### RECORDED INFORMATION:
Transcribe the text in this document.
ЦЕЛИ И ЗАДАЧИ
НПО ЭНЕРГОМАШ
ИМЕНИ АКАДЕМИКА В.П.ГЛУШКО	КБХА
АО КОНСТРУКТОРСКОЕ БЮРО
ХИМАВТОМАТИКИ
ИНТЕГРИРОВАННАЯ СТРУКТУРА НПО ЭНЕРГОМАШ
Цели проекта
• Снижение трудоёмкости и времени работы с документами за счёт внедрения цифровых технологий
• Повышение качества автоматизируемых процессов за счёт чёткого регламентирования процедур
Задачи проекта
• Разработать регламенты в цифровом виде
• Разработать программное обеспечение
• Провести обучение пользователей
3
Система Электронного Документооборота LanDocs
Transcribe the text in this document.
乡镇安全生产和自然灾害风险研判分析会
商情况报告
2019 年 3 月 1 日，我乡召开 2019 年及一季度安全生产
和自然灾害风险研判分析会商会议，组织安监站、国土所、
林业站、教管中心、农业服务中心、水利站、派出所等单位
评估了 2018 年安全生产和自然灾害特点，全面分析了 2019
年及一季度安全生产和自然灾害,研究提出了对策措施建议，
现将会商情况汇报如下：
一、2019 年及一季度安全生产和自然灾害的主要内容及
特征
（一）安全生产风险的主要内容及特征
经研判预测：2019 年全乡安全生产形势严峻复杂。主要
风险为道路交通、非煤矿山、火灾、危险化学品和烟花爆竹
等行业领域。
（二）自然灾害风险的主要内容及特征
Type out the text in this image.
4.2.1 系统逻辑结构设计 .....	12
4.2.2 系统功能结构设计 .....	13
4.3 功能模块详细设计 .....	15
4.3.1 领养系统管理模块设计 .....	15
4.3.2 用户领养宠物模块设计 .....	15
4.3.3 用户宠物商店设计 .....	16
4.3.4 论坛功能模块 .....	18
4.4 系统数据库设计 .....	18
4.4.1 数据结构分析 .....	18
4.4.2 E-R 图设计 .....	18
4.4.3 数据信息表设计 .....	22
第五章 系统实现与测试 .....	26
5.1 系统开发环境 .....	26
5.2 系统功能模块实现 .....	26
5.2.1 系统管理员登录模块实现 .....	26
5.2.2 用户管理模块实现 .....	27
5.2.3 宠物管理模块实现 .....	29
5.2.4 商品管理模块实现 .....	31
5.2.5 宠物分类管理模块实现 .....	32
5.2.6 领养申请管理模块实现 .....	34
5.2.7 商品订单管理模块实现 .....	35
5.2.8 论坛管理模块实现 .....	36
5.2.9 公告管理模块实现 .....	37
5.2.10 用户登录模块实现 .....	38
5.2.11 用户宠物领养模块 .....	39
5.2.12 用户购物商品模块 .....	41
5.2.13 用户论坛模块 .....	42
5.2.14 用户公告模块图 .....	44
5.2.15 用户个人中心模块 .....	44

### YOUR TASK:
Find every line in the records that contains the word "Разработать"; copy those lines.

### SOLUTION TO THIS TASK:
• Разработать регламенты в цифровом виде
• Разработать программное обеспечение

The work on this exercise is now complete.